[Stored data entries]
+ + + +
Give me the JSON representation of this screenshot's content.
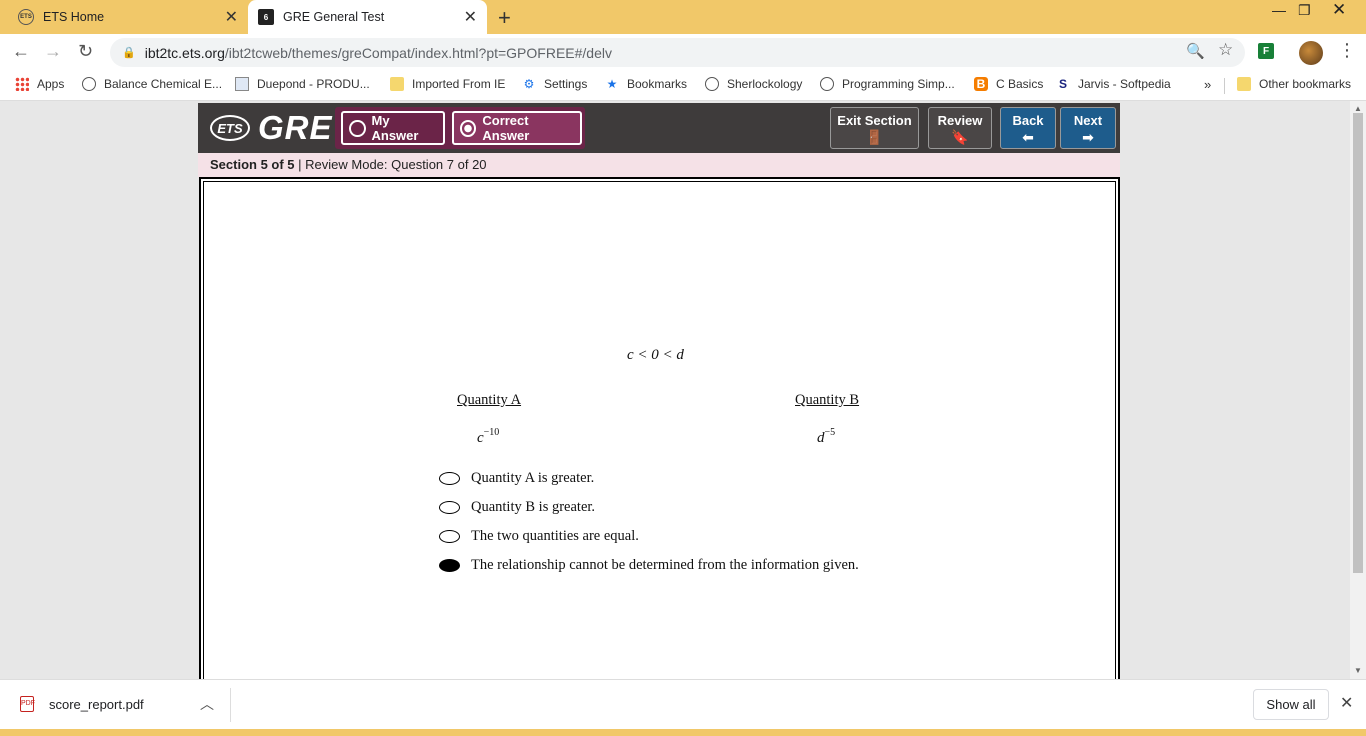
{
  "tabs": [
    {
      "title": "ETS Home",
      "favicon": "ets-logo-icon",
      "active": false
    },
    {
      "title": "GRE General Test",
      "favicon": "ets-app-icon",
      "active": true
    }
  ],
  "address_bar": {
    "host": "ibt2tc.ets.org",
    "path": "/ibt2tcweb/themes/greCompat/index.html?pt=GPOFREE#/delv"
  },
  "bookmarks": [
    {
      "label": "Apps",
      "icon": "apps-grid-icon"
    },
    {
      "label": "Balance Chemical E...",
      "icon": "globe-icon"
    },
    {
      "label": "Duepond - PRODU...",
      "icon": "document-icon"
    },
    {
      "label": "Imported From IE",
      "icon": "folder-icon"
    },
    {
      "label": "Settings",
      "icon": "gear-icon"
    },
    {
      "label": "Bookmarks",
      "icon": "star-icon"
    },
    {
      "label": "Sherlockology",
      "icon": "globe-icon"
    },
    {
      "label": "Programming Simp...",
      "icon": "globe-icon"
    },
    {
      "label": "C Basics",
      "icon": "blogger-icon"
    },
    {
      "label": "Jarvis - Softpedia",
      "icon": "softpedia-icon"
    }
  ],
  "bookmarks_overflow": "»",
  "other_bookmarks": "Other bookmarks",
  "ets": {
    "logo_small": "ETS",
    "logo_product": "GRE",
    "my_answer": "My Answer",
    "correct_answer": "Correct Answer",
    "exit_section": "Exit Section",
    "review": "Review",
    "back": "Back",
    "next": "Next"
  },
  "status": {
    "section": "Section 5 of 5",
    "mode": "| Review Mode: Question 7 of 20"
  },
  "question": {
    "condition": "c < 0 < d",
    "quantity_a_label": "Quantity A",
    "quantity_b_label": "Quantity B",
    "quantity_a_base": "c",
    "quantity_a_exp": "−10",
    "quantity_b_base": "d",
    "quantity_b_exp": "−5",
    "choices": [
      {
        "text": "Quantity A is greater.",
        "selected": false
      },
      {
        "text": "Quantity B is greater.",
        "selected": false
      },
      {
        "text": "The two quantities are equal.",
        "selected": false
      },
      {
        "text": "The relationship cannot be determined from the information given.",
        "selected": true
      }
    ]
  },
  "downloads": {
    "file": "score_report.pdf",
    "show_all": "Show all"
  },
  "colors": {
    "chrome_frame": "#f1c869",
    "ets_header": "#3e3b3b",
    "answer_group": "#6b2448",
    "nav_blue": "#1e5c8c",
    "status_bar": "#f5e1e7"
  }
}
+ + + +
Set every line down exactly as written, leaving each picture out.

| TASK SOLUTION |
Give me the JSON representation of this screenshot's content.
{
  "tabs": [
    {
      "title": "ETS Home",
      "favicon": "ets-logo-icon",
      "active": false
    },
    {
      "title": "GRE General Test",
      "favicon": "ets-app-icon",
      "active": true
    }
  ],
  "address_bar": {
    "host": "ibt2tc.ets.org",
    "path": "/ibt2tcweb/themes/greCompat/index.html?pt=GPOFREE#/delv"
  },
  "bookmarks": [
    {
      "label": "Apps",
      "icon": "apps-grid-icon"
    },
    {
      "label": "Balance Chemical E...",
      "icon": "globe-icon"
    },
    {
      "label": "Duepond - PRODU...",
      "icon": "document-icon"
    },
    {
      "label": "Imported From IE",
      "icon": "folder-icon"
    },
    {
      "label": "Settings",
      "icon": "gear-icon"
    },
    {
      "label": "Bookmarks",
      "icon": "star-icon"
    },
    {
      "label": "Sherlockology",
      "icon": "globe-icon"
    },
    {
      "label": "Programming Simp...",
      "icon": "globe-icon"
    },
    {
      "label": "C Basics",
      "icon": "blogger-icon"
    },
    {
      "label": "Jarvis - Softpedia",
      "icon": "softpedia-icon"
    }
  ],
  "bookmarks_overflow": "»",
  "other_bookmarks": "Other bookmarks",
  "ets": {
    "logo_small": "ETS",
    "logo_product": "GRE",
    "my_answer": "My Answer",
    "correct_answer": "Correct Answer",
    "exit_section": "Exit Section",
    "review": "Review",
    "back": "Back",
    "next": "Next"
  },
  "status": {
    "section": "Section 5 of 5",
    "mode": "| Review Mode: Question 7 of 20"
  },
  "question": {
    "condition": "c < 0 < d",
    "quantity_a_label": "Quantity A",
    "quantity_b_label": "Quantity B",
    "quantity_a_base": "c",
    "quantity_a_exp": "−10",
    "quantity_b_base": "d",
    "quantity_b_exp": "−5",
    "choices": [
      {
        "text": "Quantity A is greater.",
        "selected": false
      },
      {
        "text": "Quantity B is greater.",
        "selected": false
      },
      {
        "text": "The two quantities are equal.",
        "selected": false
      },
      {
        "text": "The relationship cannot be determined from the information given.",
        "selected": true
      }
    ]
  },
  "downloads": {
    "file": "score_report.pdf",
    "show_all": "Show all"
  },
  "colors": {
    "chrome_frame": "#f1c869",
    "ets_header": "#3e3b3b",
    "answer_group": "#6b2448",
    "nav_blue": "#1e5c8c",
    "status_bar": "#f5e1e7"
  }
}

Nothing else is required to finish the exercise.